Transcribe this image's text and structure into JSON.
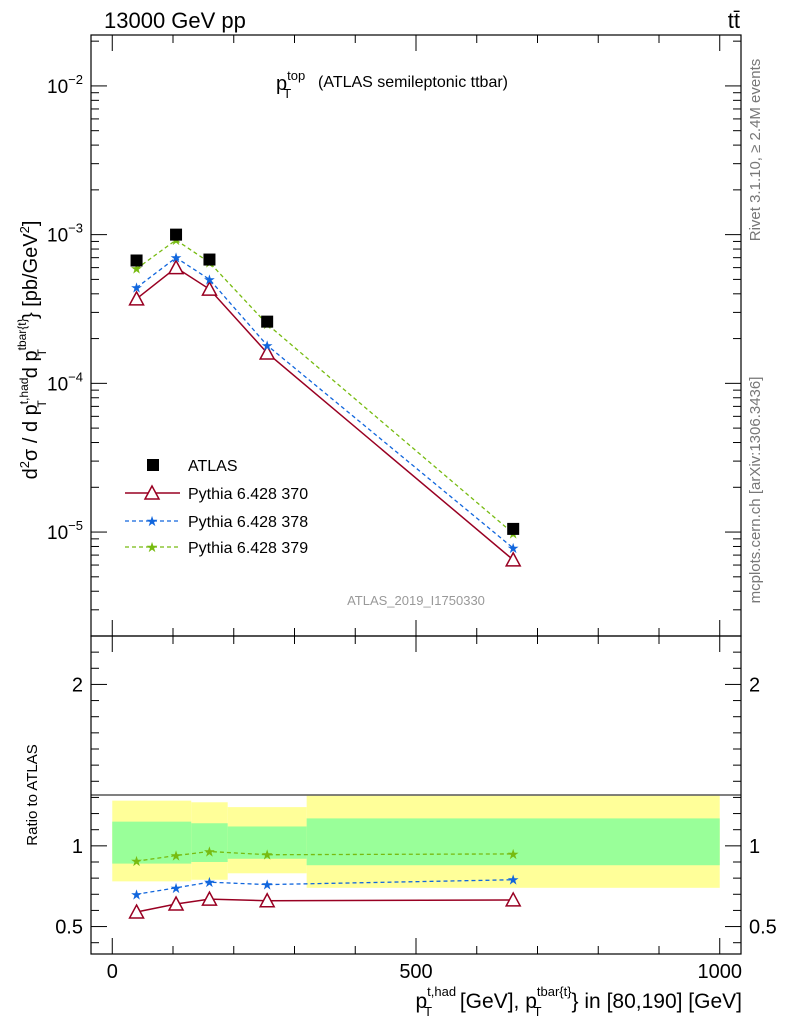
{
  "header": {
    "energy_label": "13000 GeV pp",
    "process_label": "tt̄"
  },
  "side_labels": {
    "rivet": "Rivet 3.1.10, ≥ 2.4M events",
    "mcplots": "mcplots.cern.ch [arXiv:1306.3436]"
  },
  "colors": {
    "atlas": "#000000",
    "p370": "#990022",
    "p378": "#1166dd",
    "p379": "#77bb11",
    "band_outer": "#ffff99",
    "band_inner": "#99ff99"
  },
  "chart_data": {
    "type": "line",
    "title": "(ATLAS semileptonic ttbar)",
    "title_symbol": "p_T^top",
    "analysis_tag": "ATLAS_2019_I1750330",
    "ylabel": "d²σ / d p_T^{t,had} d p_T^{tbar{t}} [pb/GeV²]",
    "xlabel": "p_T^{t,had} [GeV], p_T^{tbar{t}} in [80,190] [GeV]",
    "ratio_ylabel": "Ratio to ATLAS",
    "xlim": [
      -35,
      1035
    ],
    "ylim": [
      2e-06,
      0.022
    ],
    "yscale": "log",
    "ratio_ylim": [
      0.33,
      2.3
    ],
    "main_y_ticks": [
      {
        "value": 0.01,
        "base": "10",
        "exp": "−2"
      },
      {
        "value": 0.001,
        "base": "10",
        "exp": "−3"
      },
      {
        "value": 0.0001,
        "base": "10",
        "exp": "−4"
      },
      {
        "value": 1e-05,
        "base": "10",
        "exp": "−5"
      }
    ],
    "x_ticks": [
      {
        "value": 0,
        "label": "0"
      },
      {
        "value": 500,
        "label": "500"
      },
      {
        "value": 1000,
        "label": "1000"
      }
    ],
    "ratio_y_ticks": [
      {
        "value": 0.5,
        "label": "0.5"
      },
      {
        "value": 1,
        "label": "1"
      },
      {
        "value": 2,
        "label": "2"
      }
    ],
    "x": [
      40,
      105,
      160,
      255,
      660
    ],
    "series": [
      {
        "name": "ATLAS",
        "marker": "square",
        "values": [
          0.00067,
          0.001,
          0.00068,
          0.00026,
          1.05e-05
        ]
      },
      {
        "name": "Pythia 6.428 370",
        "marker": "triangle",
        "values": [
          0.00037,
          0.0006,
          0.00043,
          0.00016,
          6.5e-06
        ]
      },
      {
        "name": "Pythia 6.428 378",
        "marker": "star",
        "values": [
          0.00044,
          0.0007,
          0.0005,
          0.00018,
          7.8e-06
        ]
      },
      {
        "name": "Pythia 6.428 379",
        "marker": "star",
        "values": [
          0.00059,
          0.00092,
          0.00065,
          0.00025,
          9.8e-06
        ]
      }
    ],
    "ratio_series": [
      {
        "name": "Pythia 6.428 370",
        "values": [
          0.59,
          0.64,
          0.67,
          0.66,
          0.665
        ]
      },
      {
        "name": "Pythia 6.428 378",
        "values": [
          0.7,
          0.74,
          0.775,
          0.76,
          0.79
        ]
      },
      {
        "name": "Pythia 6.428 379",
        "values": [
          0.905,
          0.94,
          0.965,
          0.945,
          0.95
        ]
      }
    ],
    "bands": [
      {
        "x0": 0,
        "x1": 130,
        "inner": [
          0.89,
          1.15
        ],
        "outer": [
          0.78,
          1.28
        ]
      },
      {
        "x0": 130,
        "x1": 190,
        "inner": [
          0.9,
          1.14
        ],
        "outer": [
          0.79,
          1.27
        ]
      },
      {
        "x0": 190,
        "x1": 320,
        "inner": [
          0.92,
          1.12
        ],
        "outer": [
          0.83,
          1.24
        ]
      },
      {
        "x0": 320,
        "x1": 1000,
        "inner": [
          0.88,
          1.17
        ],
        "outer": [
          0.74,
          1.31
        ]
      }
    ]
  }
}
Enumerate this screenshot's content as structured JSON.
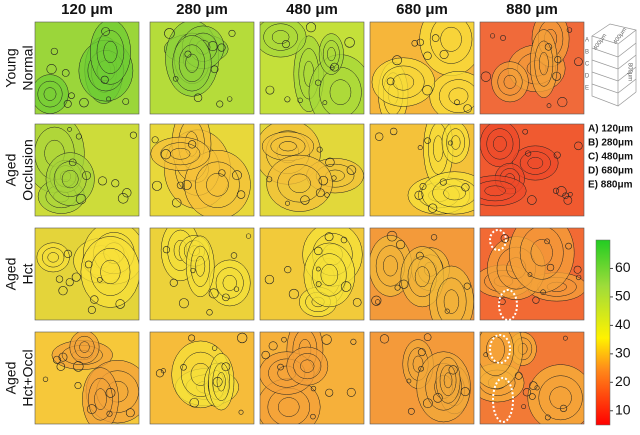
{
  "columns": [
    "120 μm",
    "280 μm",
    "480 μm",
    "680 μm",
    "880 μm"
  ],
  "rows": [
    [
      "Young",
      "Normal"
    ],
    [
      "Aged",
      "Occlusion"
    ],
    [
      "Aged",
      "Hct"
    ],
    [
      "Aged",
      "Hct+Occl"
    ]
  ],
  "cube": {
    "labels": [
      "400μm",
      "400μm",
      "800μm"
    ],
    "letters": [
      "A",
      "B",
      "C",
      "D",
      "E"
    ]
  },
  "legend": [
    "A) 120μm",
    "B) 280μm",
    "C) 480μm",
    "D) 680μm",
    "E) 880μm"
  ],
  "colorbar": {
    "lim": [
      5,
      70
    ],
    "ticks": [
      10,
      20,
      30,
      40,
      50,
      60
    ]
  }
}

┄┄┄┄┄┄

GIVEN PROBLEM: Leave out the pictures and return every record word for word.

REPLY:
Transcribe this image's text and structure into JSON.
{
  "header": {
    "energy_label": "13000 GeV pp",
    "process_label": "tt̄"
  },
  "side_labels": {
    "rivet": "Rivet 3.1.10, ≥ 2.4M events",
    "mcplots": "mcplots.cern.ch [arXiv:1306.3436]"
  },
  "colors": {
    "atlas": "#000000",
    "p370": "#990022",
    "p378": "#1166dd",
    "p379": "#77bb11",
    "band_outer": "#ffff99",
    "band_inner": "#99ff99"
  },
  "chart_data": {
    "type": "line",
    "title": "(ATLAS semileptonic ttbar)",
    "title_symbol": "p_T^top",
    "analysis_tag": "ATLAS_2019_I1750330",
    "ylabel": "d²σ / d p_T^{t,had} d p_T^{tbar{t}} [pb/GeV²]",
    "xlabel": "p_T^{t,had} [GeV], p_T^{tbar{t}} in [80,190] [GeV]",
    "ratio_ylabel": "Ratio to ATLAS",
    "xlim": [
      -35,
      1035
    ],
    "ylim": [
      2e-06,
      0.022
    ],
    "yscale": "log",
    "ratio_ylim": [
      0.33,
      2.3
    ],
    "main_y_ticks": [
      {
        "value": 0.01,
        "base": "10",
        "exp": "−2"
      },
      {
        "value": 0.001,
        "base": "10",
        "exp": "−3"
      },
      {
        "value": 0.0001,
        "base": "10",
        "exp": "−4"
      },
      {
        "value": 1e-05,
        "base": "10",
        "exp": "−5"
      }
    ],
    "x_ticks": [
      {
        "value": 0,
        "label": "0"
      },
      {
        "value": 500,
        "label": "500"
      },
      {
        "value": 1000,
        "label": "1000"
      }
    ],
    "ratio_y_ticks": [
      {
        "value": 0.5,
        "label": "0.5"
      },
      {
        "value": 1,
        "label": "1"
      },
      {
        "value": 2,
        "label": "2"
      }
    ],
    "x": [
      40,
      105,
      160,
      255,
      660
    ],
    "series": [
      {
        "name": "ATLAS",
        "marker": "square",
        "values": [
          0.00067,
          0.001,
          0.00068,
          0.00026,
          1.05e-05
        ]
      },
      {
        "name": "Pythia 6.428 370",
        "marker": "triangle",
        "values": [
          0.00037,
          0.0006,
          0.00043,
          0.00016,
          6.5e-06
        ]
      },
      {
        "name": "Pythia 6.428 378",
        "marker": "star",
        "values": [
          0.00044,
          0.0007,
          0.0005,
          0.00018,
          7.8e-06
        ]
      },
      {
        "name": "Pythia 6.428 379",
        "marker": "star",
        "values": [
          0.00059,
          0.00092,
          0.00065,
          0.00025,
          9.8e-06
        ]
      }
    ],
    "ratio_series": [
      {
        "name": "Pythia 6.428 370",
        "values": [
          0.59,
          0.64,
          0.67,
          0.66,
          0.665
        ]
      },
      {
        "name": "Pythia 6.428 378",
        "values": [
          0.7,
          0.74,
          0.775,
          0.76,
          0.79
        ]
      },
      {
        "name": "Pythia 6.428 379",
        "values": [
          0.905,
          0.94,
          0.965,
          0.945,
          0.95
        ]
      }
    ],
    "bands": [
      {
        "x0": 0,
        "x1": 130,
        "inner": [
          0.89,
          1.15
        ],
        "outer": [
          0.78,
          1.28
        ]
      },
      {
        "x0": 130,
        "x1": 190,
        "inner": [
          0.9,
          1.14
        ],
        "outer": [
          0.79,
          1.27
        ]
      },
      {
        "x0": 190,
        "x1": 320,
        "inner": [
          0.92,
          1.12
        ],
        "outer": [
          0.83,
          1.24
        ]
      },
      {
        "x0": 320,
        "x1": 1000,
        "inner": [
          0.88,
          1.17
        ],
        "outer": [
          0.74,
          1.31
        ]
      }
    ]
  }
}
Enumerate this screenshot's content as structured JSON.
{
  "columns": [
    "120 μm",
    "280 μm",
    "480 μm",
    "680 μm",
    "880 μm"
  ],
  "rows": [
    [
      "Young",
      "Normal"
    ],
    [
      "Aged",
      "Occlusion"
    ],
    [
      "Aged",
      "Hct"
    ],
    [
      "Aged",
      "Hct+Occl"
    ]
  ],
  "cube": {
    "labels": [
      "400μm",
      "400μm",
      "800μm"
    ],
    "letters": [
      "A",
      "B",
      "C",
      "D",
      "E"
    ]
  },
  "legend": [
    "A) 120μm",
    "B) 280μm",
    "C) 480μm",
    "D) 680μm",
    "E) 880μm"
  ],
  "colorbar": {
    "lim": [
      5,
      70
    ],
    "ticks": [
      10,
      20,
      30,
      40,
      50,
      60
    ]
  }
}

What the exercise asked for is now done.